Records supplied>
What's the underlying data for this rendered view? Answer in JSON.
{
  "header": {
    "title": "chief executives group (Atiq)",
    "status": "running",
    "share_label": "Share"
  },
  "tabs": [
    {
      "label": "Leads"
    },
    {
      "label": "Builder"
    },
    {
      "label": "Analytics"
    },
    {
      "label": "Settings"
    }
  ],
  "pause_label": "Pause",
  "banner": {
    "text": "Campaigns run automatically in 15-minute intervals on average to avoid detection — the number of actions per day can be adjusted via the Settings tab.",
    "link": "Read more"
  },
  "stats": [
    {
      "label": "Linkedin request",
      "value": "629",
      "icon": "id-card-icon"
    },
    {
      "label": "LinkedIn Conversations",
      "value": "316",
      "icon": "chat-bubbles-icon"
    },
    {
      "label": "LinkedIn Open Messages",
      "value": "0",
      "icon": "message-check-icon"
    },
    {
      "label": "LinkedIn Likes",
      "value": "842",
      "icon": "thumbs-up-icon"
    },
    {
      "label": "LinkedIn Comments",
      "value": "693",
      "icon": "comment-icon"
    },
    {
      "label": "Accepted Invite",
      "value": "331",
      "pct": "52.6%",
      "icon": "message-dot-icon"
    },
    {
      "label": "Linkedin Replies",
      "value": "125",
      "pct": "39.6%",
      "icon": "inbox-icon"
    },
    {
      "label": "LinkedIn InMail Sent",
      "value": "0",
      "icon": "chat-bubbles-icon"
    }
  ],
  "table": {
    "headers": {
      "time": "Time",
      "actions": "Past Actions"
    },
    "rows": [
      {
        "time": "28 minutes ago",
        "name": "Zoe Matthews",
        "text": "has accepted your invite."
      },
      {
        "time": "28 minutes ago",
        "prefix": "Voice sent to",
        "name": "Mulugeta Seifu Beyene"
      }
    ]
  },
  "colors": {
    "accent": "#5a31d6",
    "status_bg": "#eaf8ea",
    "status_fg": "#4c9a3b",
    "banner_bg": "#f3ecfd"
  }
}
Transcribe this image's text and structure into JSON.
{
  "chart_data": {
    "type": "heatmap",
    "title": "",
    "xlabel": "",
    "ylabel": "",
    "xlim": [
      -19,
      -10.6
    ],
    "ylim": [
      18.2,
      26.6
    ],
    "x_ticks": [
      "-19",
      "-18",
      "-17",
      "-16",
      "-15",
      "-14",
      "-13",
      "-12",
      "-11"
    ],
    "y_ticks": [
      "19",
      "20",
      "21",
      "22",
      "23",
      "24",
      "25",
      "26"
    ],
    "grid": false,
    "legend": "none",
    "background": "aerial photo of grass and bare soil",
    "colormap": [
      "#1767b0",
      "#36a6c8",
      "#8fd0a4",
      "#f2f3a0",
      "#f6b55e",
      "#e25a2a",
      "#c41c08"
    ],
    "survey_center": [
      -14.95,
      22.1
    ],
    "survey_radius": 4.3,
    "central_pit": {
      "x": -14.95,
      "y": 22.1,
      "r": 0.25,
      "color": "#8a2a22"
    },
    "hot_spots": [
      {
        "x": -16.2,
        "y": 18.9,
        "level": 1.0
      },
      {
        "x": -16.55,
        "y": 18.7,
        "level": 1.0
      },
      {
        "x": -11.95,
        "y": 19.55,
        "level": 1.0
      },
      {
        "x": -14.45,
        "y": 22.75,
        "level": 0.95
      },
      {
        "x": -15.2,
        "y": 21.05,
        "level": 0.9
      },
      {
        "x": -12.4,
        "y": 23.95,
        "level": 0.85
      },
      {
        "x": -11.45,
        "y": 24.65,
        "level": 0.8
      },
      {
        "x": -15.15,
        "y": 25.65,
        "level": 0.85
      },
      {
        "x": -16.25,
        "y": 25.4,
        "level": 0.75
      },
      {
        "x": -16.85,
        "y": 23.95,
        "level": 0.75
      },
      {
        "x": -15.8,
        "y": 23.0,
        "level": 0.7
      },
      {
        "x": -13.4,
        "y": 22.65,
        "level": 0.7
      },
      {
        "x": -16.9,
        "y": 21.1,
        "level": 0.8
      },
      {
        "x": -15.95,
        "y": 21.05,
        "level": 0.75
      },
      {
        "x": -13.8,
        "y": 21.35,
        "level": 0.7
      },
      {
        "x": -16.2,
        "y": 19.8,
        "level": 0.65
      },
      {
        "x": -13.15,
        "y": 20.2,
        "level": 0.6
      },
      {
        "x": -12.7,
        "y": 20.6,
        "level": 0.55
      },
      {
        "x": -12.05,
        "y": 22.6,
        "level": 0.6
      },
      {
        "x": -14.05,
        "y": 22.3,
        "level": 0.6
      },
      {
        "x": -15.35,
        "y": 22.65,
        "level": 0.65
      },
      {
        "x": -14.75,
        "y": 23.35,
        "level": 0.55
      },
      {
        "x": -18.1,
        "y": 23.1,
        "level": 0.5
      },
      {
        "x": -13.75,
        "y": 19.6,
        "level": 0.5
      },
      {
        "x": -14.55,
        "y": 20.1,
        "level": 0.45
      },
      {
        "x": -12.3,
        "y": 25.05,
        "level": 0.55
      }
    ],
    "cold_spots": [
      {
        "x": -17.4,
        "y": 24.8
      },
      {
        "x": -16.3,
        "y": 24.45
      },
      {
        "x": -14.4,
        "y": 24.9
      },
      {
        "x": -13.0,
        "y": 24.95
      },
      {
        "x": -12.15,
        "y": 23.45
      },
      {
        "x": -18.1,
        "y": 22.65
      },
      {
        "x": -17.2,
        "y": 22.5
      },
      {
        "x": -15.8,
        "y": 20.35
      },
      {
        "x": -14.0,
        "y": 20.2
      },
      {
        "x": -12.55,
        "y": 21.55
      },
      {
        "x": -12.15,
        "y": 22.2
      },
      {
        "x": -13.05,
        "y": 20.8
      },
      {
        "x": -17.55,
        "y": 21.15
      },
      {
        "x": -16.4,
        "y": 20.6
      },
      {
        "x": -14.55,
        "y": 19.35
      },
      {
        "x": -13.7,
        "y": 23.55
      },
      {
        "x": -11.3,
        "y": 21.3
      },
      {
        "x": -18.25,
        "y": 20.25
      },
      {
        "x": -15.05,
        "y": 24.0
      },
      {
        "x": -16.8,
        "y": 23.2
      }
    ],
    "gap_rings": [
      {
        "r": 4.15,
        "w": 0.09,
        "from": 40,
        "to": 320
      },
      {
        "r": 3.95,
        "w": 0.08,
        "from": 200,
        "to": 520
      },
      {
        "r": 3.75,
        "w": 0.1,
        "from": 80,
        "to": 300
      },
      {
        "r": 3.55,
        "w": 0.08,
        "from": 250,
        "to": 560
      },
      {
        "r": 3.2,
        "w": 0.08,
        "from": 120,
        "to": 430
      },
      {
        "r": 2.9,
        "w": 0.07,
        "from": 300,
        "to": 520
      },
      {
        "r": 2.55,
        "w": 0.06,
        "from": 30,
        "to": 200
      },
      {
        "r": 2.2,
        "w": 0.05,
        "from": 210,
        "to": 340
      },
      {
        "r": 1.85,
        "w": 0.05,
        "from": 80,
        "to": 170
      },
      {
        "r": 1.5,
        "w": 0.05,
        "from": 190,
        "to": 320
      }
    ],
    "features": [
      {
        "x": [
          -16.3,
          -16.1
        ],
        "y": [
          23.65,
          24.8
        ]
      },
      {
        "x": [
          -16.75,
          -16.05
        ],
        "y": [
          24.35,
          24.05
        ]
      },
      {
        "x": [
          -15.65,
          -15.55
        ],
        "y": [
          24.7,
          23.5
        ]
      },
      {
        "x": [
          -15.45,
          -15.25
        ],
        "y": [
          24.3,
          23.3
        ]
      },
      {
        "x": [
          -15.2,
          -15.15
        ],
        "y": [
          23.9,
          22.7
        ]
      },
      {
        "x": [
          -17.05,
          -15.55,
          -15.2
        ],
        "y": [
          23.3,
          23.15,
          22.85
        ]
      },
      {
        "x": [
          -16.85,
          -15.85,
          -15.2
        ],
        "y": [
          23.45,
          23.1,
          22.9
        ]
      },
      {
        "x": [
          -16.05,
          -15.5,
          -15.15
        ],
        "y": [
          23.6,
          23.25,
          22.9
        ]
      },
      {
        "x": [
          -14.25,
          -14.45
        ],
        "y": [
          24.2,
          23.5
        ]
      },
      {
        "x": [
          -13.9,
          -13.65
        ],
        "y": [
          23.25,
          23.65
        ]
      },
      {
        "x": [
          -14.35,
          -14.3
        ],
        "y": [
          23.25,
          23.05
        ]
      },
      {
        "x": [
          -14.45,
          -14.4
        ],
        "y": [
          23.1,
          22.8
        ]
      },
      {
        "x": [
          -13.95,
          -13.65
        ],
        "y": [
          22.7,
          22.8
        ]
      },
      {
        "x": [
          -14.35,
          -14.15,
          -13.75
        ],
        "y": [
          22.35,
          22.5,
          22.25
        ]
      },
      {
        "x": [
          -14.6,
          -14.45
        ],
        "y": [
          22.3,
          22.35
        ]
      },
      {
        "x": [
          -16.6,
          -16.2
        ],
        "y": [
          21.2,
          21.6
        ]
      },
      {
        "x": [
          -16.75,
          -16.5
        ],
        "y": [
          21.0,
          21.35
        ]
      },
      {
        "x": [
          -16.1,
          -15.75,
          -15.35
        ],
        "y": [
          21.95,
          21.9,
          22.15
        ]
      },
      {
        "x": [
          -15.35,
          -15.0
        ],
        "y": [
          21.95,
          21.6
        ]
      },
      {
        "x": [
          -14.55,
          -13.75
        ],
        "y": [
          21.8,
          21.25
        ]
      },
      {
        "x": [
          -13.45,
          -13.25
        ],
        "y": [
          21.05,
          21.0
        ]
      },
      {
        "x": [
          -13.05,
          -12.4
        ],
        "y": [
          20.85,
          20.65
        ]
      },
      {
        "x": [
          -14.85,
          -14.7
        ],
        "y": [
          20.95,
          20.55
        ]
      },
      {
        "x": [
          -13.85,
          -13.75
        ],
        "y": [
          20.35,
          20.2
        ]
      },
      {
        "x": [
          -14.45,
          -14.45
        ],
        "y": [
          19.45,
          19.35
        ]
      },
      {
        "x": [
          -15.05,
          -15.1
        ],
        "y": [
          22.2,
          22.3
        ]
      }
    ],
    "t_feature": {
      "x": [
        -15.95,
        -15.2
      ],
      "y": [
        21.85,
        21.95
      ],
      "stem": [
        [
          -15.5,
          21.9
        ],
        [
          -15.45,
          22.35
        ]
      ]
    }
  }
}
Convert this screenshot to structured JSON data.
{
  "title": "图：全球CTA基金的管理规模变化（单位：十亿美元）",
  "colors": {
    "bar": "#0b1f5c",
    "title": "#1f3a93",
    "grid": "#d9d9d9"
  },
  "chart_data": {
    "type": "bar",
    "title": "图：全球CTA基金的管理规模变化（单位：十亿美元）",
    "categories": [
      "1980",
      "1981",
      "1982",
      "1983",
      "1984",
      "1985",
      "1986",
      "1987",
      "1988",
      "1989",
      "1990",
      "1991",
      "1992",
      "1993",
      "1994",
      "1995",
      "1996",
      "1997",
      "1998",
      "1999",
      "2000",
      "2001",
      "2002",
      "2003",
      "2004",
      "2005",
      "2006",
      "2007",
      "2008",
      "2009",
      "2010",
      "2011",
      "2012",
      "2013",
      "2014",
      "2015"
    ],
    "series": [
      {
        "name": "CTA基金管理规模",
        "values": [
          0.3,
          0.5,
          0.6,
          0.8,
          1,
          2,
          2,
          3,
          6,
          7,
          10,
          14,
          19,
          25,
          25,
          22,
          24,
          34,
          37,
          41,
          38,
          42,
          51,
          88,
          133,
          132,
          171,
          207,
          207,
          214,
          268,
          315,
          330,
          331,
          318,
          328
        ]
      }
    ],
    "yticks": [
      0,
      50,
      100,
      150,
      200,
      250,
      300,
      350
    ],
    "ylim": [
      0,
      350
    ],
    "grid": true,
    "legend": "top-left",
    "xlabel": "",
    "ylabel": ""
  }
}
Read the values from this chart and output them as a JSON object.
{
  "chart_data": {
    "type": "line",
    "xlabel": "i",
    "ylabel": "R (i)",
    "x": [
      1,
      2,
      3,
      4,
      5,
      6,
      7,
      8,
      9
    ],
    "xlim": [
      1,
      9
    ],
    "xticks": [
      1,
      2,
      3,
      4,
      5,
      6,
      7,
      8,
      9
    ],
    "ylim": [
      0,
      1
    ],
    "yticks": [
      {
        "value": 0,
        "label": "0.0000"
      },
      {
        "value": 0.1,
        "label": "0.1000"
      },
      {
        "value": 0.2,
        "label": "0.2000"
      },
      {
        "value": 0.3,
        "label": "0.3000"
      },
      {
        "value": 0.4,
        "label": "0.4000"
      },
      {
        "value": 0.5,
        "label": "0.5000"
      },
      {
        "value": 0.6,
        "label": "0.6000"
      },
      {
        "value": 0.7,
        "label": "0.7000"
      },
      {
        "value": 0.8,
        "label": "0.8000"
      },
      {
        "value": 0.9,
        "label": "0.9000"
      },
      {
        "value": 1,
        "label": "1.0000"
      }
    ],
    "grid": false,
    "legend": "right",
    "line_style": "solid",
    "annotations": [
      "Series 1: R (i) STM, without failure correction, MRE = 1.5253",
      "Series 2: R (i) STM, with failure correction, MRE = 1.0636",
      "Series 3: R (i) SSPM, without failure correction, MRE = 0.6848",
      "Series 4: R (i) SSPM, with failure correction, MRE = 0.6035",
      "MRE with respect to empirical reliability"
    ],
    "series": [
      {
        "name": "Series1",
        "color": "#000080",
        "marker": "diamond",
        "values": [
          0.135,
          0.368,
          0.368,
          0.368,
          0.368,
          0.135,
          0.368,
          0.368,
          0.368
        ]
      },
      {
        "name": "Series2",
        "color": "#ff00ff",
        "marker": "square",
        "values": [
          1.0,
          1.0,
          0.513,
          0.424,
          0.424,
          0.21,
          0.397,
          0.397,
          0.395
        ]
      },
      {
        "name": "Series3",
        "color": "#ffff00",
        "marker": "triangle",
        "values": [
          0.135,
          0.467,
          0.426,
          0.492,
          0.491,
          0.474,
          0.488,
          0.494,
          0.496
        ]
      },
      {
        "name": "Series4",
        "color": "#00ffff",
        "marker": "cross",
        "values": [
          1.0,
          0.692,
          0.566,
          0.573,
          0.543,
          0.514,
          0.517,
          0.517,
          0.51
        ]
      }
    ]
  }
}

What you will do>
Reply with only the number of lines in the entries that contain the word "SSPM".

Result of the task>
2